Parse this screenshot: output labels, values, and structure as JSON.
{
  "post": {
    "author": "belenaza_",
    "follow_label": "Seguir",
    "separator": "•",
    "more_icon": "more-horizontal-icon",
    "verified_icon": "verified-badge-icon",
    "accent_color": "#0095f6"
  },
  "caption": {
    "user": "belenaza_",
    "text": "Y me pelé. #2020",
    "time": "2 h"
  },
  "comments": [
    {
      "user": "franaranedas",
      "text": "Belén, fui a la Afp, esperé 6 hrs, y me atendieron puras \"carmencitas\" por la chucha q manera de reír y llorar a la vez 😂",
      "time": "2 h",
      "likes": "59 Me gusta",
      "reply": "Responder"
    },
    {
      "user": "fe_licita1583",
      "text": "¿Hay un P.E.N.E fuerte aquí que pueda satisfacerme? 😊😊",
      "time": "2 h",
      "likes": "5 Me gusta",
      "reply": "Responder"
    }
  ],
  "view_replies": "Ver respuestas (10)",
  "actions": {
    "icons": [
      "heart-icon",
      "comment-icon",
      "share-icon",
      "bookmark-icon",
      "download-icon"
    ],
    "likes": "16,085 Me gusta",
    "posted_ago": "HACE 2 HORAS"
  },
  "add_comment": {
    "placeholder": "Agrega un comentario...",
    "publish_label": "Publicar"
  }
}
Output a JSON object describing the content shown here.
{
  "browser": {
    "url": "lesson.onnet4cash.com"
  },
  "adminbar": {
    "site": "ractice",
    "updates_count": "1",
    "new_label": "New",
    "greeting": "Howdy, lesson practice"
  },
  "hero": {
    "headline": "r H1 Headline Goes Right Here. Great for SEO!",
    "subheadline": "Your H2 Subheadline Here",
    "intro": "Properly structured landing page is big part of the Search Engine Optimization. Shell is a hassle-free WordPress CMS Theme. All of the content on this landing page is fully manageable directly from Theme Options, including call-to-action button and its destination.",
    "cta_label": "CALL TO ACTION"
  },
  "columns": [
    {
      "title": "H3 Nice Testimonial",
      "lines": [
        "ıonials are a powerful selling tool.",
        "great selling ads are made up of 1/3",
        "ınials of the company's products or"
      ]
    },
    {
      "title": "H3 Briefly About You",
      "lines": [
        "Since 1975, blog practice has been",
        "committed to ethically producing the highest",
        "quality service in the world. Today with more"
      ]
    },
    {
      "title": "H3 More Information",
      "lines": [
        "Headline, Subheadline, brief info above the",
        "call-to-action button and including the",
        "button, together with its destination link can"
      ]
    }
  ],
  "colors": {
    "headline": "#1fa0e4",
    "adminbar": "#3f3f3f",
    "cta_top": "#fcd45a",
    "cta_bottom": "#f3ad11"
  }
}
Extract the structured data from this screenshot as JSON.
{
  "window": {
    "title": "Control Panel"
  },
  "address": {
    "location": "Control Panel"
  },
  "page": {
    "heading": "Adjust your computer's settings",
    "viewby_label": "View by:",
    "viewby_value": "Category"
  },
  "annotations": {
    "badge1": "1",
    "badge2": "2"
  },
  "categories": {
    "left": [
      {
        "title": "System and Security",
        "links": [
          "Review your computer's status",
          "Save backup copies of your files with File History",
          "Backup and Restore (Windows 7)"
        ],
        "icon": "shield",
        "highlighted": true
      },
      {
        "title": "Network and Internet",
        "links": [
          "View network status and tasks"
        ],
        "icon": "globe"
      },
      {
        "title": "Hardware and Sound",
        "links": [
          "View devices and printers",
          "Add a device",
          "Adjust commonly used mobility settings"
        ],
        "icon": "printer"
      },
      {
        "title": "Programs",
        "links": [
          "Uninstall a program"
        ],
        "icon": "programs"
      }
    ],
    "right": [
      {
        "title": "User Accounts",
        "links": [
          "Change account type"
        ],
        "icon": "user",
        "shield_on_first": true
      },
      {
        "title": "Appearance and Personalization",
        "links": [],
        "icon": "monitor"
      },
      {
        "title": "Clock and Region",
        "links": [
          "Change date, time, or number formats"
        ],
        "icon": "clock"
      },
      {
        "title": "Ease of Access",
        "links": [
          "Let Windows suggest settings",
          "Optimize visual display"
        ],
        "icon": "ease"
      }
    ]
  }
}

- **Exercise**: Write out every entry above, word for word.

- **Output for this exercise**:
Parse this screenshot: output labels, values, and structure as JSON.
{
  "post": {
    "author": "belenaza_",
    "follow_label": "Seguir",
    "separator": "•",
    "more_icon": "more-horizontal-icon",
    "verified_icon": "verified-badge-icon",
    "accent_color": "#0095f6"
  },
  "caption": {
    "user": "belenaza_",
    "text": "Y me pelé. #2020",
    "time": "2 h"
  },
  "comments": [
    {
      "user": "franaranedas",
      "text": "Belén, fui a la Afp, esperé 6 hrs, y me atendieron puras \"carmencitas\" por la chucha q manera de reír y llorar a la vez 😂",
      "time": "2 h",
      "likes": "59 Me gusta",
      "reply": "Responder"
    },
    {
      "user": "fe_licita1583",
      "text": "¿Hay un P.E.N.E fuerte aquí que pueda satisfacerme? 😊😊",
      "time": "2 h",
      "likes": "5 Me gusta",
      "reply": "Responder"
    }
  ],
  "view_replies": "Ver respuestas (10)",
  "actions": {
    "icons": [
      "heart-icon",
      "comment-icon",
      "share-icon",
      "bookmark-icon",
      "download-icon"
    ],
    "likes": "16,085 Me gusta",
    "posted_ago": "HACE 2 HORAS"
  },
  "add_comment": {
    "placeholder": "Agrega un comentario...",
    "publish_label": "Publicar"
  }
}
Output a JSON object describing the content shown here.
{
  "browser": {
    "url": "lesson.onnet4cash.com"
  },
  "adminbar": {
    "site": "ractice",
    "updates_count": "1",
    "new_label": "New",
    "greeting": "Howdy, lesson practice"
  },
  "hero": {
    "headline": "r H1 Headline Goes Right Here. Great for SEO!",
    "subheadline": "Your H2 Subheadline Here",
    "intro": "Properly structured landing page is big part of the Search Engine Optimization. Shell is a hassle-free WordPress CMS Theme. All of the content on this landing page is fully manageable directly from Theme Options, including call-to-action button and its destination.",
    "cta_label": "CALL TO ACTION"
  },
  "columns": [
    {
      "title": "H3 Nice Testimonial",
      "lines": [
        "ıonials are a powerful selling tool.",
        "great selling ads are made up of 1/3",
        "ınials of the company's products or"
      ]
    },
    {
      "title": "H3 Briefly About You",
      "lines": [
        "Since 1975, blog practice has been",
        "committed to ethically producing the highest",
        "quality service in the world. Today with more"
      ]
    },
    {
      "title": "H3 More Information",
      "lines": [
        "Headline, Subheadline, brief info above the",
        "call-to-action button and including the",
        "button, together with its destination link can"
      ]
    }
  ],
  "colors": {
    "headline": "#1fa0e4",
    "adminbar": "#3f3f3f",
    "cta_top": "#fcd45a",
    "cta_bottom": "#f3ad11"
  }
}
Extract the structured data from this screenshot as JSON.
{
  "window": {
    "title": "Control Panel"
  },
  "address": {
    "location": "Control Panel"
  },
  "page": {
    "heading": "Adjust your computer's settings",
    "viewby_label": "View by:",
    "viewby_value": "Category"
  },
  "annotations": {
    "badge1": "1",
    "badge2": "2"
  },
  "categories": {
    "left": [
      {
        "title": "System and Security",
        "links": [
          "Review your computer's status",
          "Save backup copies of your files with File History",
          "Backup and Restore (Windows 7)"
        ],
        "icon": "shield",
        "highlighted": true
      },
      {
        "title": "Network and Internet",
        "links": [
          "View network status and tasks"
        ],
        "icon": "globe"
      },
      {
        "title": "Hardware and Sound",
        "links": [
          "View devices and printers",
          "Add a device",
          "Adjust commonly used mobility settings"
        ],
        "icon": "printer"
      },
      {
        "title": "Programs",
        "links": [
          "Uninstall a program"
        ],
        "icon": "programs"
      }
    ],
    "right": [
      {
        "title": "User Accounts",
        "links": [
          "Change account type"
        ],
        "icon": "user",
        "shield_on_first": true
      },
      {
        "title": "Appearance and Personalization",
        "links": [],
        "icon": "monitor"
      },
      {
        "title": "Clock and Region",
        "links": [
          "Change date, time, or number formats"
        ],
        "icon": "clock"
      },
      {
        "title": "Ease of Access",
        "links": [
          "Let Windows suggest settings",
          "Optimize visual display"
        ],
        "icon": "ease"
      }
    ]
  }
}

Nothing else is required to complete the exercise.